• **What the task requires**:
Echo back the records starting with the line that contains "Where are 41" and going on through the line that contains "ribbon-tab[interactable]: Correspondencia [275,29,337,38]", including both of those lines.

• **Material**:
=-=-=-=-=

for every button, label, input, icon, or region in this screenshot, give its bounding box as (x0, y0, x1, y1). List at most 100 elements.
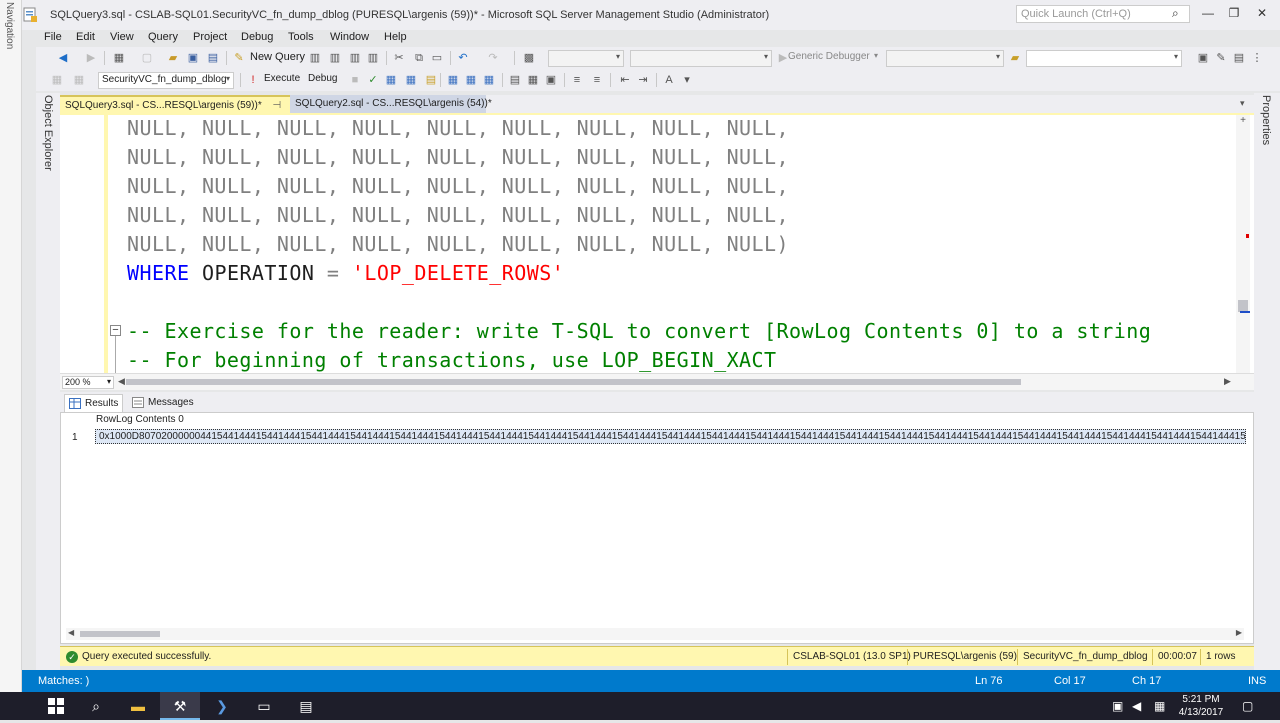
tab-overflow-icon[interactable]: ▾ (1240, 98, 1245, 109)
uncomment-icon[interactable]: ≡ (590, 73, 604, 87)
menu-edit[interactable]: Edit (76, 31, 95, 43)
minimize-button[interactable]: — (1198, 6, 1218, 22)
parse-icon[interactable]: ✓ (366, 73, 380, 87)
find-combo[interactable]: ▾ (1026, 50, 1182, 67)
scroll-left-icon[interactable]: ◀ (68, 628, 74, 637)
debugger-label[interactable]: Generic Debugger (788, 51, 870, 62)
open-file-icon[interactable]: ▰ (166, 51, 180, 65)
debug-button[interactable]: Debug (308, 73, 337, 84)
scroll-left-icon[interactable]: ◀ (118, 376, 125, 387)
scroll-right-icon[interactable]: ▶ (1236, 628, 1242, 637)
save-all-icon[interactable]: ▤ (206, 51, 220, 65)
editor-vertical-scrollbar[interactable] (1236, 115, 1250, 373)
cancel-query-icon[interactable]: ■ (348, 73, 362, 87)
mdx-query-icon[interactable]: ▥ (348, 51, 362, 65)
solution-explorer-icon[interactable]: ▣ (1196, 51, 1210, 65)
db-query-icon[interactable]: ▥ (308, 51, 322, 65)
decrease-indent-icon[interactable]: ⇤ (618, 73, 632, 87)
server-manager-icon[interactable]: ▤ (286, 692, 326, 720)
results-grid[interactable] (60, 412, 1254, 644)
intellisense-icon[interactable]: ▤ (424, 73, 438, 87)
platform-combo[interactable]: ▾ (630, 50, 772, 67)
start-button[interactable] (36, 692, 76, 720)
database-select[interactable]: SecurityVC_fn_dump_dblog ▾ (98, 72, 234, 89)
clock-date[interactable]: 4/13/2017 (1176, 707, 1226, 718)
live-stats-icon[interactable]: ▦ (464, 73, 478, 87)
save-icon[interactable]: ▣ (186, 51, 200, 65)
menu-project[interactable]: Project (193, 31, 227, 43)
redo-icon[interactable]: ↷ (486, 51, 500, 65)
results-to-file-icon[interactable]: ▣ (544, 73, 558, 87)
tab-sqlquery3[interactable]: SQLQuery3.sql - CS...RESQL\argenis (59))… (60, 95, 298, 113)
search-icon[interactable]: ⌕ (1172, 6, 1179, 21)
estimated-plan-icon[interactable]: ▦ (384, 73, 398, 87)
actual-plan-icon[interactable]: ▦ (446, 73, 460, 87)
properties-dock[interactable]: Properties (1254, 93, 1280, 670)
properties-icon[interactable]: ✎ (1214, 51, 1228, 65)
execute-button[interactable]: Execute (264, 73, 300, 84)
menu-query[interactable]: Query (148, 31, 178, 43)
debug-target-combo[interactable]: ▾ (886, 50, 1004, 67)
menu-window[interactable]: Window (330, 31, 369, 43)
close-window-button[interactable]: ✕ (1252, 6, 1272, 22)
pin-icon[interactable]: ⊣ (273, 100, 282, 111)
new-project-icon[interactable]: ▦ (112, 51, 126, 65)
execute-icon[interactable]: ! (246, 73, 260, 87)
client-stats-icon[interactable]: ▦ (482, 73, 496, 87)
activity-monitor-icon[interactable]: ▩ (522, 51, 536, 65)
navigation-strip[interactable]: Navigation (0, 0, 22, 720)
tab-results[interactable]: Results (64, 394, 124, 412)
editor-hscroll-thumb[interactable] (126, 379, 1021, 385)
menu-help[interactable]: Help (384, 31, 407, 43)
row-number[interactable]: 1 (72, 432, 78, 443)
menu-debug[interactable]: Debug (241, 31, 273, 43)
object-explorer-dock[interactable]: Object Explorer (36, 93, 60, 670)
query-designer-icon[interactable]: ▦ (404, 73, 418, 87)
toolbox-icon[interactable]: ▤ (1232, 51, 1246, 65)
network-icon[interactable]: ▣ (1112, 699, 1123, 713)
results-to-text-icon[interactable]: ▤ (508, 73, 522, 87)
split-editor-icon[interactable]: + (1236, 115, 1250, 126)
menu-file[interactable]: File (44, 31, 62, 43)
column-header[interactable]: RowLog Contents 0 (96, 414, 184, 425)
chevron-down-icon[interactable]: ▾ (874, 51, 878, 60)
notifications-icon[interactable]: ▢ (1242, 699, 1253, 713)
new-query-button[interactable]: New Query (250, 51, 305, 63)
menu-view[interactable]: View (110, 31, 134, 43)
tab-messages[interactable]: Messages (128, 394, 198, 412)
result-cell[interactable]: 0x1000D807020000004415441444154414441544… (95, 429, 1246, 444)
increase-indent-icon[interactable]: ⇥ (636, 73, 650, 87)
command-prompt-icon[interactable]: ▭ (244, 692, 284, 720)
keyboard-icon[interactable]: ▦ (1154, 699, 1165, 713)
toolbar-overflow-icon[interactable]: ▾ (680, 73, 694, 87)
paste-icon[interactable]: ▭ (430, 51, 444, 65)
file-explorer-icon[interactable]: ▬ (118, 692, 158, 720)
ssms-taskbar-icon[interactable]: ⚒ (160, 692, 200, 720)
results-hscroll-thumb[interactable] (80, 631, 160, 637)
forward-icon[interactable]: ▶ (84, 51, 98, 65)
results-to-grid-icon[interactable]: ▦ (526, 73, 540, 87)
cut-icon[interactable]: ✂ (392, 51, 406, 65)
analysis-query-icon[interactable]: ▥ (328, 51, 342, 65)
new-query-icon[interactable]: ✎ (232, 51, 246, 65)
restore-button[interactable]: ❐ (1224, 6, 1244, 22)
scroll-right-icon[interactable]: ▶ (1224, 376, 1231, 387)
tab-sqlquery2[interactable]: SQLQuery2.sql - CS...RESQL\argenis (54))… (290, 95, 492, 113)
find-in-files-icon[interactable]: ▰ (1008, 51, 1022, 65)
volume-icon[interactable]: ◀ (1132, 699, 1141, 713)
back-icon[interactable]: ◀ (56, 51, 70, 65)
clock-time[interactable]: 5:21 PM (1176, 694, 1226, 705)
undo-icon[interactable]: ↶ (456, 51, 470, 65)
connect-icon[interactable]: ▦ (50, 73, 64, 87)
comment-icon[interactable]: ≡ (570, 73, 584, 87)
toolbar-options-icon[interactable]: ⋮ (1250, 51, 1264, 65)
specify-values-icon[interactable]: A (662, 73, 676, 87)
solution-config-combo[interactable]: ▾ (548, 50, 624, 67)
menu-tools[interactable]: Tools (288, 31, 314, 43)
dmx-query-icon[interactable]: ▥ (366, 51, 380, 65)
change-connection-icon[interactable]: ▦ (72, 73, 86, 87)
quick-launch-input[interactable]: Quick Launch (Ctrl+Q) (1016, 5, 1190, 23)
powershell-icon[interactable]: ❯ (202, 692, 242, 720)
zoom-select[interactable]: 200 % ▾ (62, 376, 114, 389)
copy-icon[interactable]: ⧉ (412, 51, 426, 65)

=-=-=-=-=

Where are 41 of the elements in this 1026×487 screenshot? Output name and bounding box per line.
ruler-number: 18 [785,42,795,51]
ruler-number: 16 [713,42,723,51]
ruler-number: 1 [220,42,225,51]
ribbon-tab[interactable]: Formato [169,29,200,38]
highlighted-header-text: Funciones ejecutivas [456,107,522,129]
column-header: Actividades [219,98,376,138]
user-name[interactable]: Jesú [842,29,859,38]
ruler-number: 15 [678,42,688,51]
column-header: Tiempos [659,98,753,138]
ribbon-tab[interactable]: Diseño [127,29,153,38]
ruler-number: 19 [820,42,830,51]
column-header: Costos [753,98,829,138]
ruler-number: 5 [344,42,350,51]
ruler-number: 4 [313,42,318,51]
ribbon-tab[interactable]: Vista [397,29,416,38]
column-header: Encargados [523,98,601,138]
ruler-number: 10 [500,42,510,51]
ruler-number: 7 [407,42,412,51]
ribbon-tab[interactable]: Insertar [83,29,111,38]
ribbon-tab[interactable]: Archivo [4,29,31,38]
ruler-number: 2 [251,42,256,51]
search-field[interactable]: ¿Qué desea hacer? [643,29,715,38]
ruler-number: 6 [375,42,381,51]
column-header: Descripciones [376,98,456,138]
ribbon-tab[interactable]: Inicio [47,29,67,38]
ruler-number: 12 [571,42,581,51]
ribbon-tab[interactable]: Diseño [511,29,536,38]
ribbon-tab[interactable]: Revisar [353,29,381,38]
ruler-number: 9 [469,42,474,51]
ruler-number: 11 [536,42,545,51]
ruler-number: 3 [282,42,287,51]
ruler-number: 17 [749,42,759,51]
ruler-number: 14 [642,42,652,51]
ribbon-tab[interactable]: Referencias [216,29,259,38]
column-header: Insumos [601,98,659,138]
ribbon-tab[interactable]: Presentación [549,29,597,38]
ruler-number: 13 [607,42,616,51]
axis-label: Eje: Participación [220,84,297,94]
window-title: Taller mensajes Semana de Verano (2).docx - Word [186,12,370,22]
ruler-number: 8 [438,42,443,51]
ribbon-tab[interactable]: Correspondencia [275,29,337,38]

=-=-=-=-=

• **Solution to the exercise**:
Where are 41 of the elements in this 1026×487 screenshot? Output name and bounding box per line.
ruler-number: 18 [785,42,795,51]
ruler-number: 16 [713,42,723,51]
ruler-number: 1 [220,42,225,51]
ribbon-tab[interactable]: Formato [169,29,200,38]
highlighted-header-text: Funciones ejecutivas [456,107,522,129]
column-header: Actividades [219,98,376,138]
user-name[interactable]: Jesú [842,29,859,38]
ruler-number: 15 [678,42,688,51]
column-header: Tiempos [659,98,753,138]
ribbon-tab[interactable]: Diseño [127,29,153,38]
ruler-number: 19 [820,42,830,51]
column-header: Costos [753,98,829,138]
ruler-number: 5 [344,42,350,51]
ruler-number: 4 [313,42,318,51]
ribbon-tab[interactable]: Vista [397,29,416,38]
column-header: Encargados [523,98,601,138]
ruler-number: 10 [500,42,510,51]
ruler-number: 7 [407,42,412,51]
ribbon-tab[interactable]: Insertar [83,29,111,38]
ribbon-tab[interactable]: Archivo [4,29,31,38]
ruler-number: 2 [251,42,256,51]
search-field[interactable]: ¿Qué desea hacer? [643,29,715,38]
ruler-number: 6 [375,42,381,51]
column-header: Descripciones [376,98,456,138]
ribbon-tab[interactable]: Inicio [47,29,67,38]
ruler-number: 12 [571,42,581,51]
ribbon-tab[interactable]: Diseño [511,29,536,38]
ribbon-tab[interactable]: Revisar [353,29,381,38]
ruler-number: 9 [469,42,474,51]
ruler-number: 11 [536,42,545,51]
ruler-number: 3 [282,42,287,51]
ruler-number: 17 [749,42,759,51]
ruler-number: 14 [642,42,652,51]
ribbon-tab[interactable]: Referencias [216,29,259,38]
column-header: Insumos [601,98,659,138]
ribbon-tab[interactable]: Presentación [549,29,597,38]
ruler-number: 13 [607,42,616,51]
axis-label: Eje: Participación [220,84,297,94]
window-title: Taller mensajes Semana de Verano (2).docx - Word [186,12,370,22]
ruler-number: 8 [438,42,443,51]
ribbon-tab[interactable]: Correspondencia [275,29,337,38]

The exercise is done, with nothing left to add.